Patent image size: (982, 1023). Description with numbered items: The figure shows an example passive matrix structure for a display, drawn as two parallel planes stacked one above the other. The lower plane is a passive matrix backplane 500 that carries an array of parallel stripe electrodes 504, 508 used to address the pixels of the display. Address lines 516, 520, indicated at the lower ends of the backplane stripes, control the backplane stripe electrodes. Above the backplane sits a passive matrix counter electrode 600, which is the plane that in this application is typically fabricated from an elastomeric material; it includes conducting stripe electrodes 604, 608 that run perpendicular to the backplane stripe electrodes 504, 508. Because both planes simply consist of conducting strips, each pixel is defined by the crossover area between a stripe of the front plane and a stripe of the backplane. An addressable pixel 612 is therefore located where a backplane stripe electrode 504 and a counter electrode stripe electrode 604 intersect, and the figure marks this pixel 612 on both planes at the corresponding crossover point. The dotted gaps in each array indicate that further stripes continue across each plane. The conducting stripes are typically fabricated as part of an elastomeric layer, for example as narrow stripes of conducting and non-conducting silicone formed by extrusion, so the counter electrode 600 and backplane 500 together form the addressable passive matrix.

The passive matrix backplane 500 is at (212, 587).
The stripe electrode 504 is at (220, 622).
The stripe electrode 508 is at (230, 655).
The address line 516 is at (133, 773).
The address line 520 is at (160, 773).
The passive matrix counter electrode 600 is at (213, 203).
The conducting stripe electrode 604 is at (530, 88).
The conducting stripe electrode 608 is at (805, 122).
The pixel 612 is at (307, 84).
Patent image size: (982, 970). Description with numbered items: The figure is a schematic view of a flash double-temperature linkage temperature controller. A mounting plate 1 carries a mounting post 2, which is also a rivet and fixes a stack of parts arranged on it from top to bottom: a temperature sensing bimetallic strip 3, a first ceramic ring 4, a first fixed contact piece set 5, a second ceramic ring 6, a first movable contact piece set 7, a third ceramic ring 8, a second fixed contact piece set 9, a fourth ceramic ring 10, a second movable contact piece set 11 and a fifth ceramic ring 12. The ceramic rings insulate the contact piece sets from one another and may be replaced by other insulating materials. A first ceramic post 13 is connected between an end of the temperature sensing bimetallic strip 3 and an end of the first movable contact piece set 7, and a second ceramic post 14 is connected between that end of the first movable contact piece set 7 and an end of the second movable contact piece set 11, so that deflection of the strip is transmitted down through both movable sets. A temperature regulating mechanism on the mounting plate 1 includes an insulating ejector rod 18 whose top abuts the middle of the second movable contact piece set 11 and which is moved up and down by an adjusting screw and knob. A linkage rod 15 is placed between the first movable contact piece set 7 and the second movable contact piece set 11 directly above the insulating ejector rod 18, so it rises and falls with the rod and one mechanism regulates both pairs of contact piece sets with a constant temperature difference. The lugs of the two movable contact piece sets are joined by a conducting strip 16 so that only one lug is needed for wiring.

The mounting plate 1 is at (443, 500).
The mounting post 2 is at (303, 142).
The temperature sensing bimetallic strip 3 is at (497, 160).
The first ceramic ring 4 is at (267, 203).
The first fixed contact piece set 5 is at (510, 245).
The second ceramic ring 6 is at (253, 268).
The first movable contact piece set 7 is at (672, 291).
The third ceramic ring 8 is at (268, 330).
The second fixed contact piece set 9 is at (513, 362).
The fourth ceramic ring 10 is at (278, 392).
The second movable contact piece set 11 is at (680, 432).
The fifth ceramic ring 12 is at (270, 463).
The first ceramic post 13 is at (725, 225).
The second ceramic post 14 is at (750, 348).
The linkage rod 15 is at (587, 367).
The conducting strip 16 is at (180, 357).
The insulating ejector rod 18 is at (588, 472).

• • • •

Task prompt
Copy the rows above with every instance of "Description with numbered items" replaced by "Labeled description", and change nothing else.

Output of the exercise
Patent image size: (982, 1023). Labeled description: The figure shows an example passive matrix structure for a display, drawn as two parallel planes stacked one above the other. The lower plane is a passive matrix backplane 500 that carries an array of parallel stripe electrodes 504, 508 used to address the pixels of the display. Address lines 516, 520, indicated at the lower ends of the backplane stripes, control the backplane stripe electrodes. Above the backplane sits a passive matrix counter electrode 600, which is the plane that in this application is typically fabricated from an elastomeric material; it includes conducting stripe electrodes 604, 608 that run perpendicular to the backplane stripe electrodes 504, 508. Because both planes simply consist of conducting strips, each pixel is defined by the crossover area between a stripe of the front plane and a stripe of the backplane. An addressable pixel 612 is therefore located where a backplane stripe electrode 504 and a counter electrode stripe electrode 604 intersect, and the figure marks this pixel 612 on both planes at the corresponding crossover point. The dotted gaps in each array indicate that further stripes continue across each plane. The conducting stripes are typically fabricated as part of an elastomeric layer, for example as narrow stripes of conducting and non-conducting silicone formed by extrusion, so the counter electrode 600 and backplane 500 together form the addressable passive matrix.

The passive matrix backplane 500 is at (212, 587).
The stripe electrode 504 is at (220, 622).
The stripe electrode 508 is at (230, 655).
The address line 516 is at (133, 773).
The address line 520 is at (160, 773).
The passive matrix counter electrode 600 is at (213, 203).
The conducting stripe electrode 604 is at (530, 88).
The conducting stripe electrode 608 is at (805, 122).
The pixel 612 is at (307, 84).
Patent image size: (982, 970). Labeled description: The figure is a schematic view of a flash double-temperature linkage temperature controller. A mounting plate 1 carries a mounting post 2, which is also a rivet and fixes a stack of parts arranged on it from top to bottom: a temperature sensing bimetallic strip 3, a first ceramic ring 4, a first fixed contact piece set 5, a second ceramic ring 6, a first movable contact piece set 7, a third ceramic ring 8, a second fixed contact piece set 9, a fourth ceramic ring 10, a second movable contact piece set 11 and a fifth ceramic ring 12. The ceramic rings insulate the contact piece sets from one another and may be replaced by other insulating materials. A first ceramic post 13 is connected between an end of the temperature sensing bimetallic strip 3 and an end of the first movable contact piece set 7, and a second ceramic post 14 is connected between that end of the first movable contact piece set 7 and an end of the second movable contact piece set 11, so that deflection of the strip is transmitted down through both movable sets. A temperature regulating mechanism on the mounting plate 1 includes an insulating ejector rod 18 whose top abuts the middle of the second movable contact piece set 11 and which is moved up and down by an adjusting screw and knob. A linkage rod 15 is placed between the first movable contact piece set 7 and the second movable contact piece set 11 directly above the insulating ejector rod 18, so it rises and falls with the rod and one mechanism regulates both pairs of contact piece sets with a constant temperature difference. The lugs of the two movable contact piece sets are joined by a conducting strip 16 so that only one lug is needed for wiring.

The mounting plate 1 is at (443, 500).
The mounting post 2 is at (303, 142).
The temperature sensing bimetallic strip 3 is at (497, 160).
The first ceramic ring 4 is at (267, 203).
The first fixed contact piece set 5 is at (510, 245).
The second ceramic ring 6 is at (253, 268).
The first movable contact piece set 7 is at (672, 291).
The third ceramic ring 8 is at (268, 330).
The second fixed contact piece set 9 is at (513, 362).
The fourth ceramic ring 10 is at (278, 392).
The second movable contact piece set 11 is at (680, 432).
The fifth ceramic ring 12 is at (270, 463).
The first ceramic post 13 is at (725, 225).
The second ceramic post 14 is at (750, 348).
The linkage rod 15 is at (587, 367).
The conducting strip 16 is at (180, 357).
The insulating ejector rod 18 is at (588, 472).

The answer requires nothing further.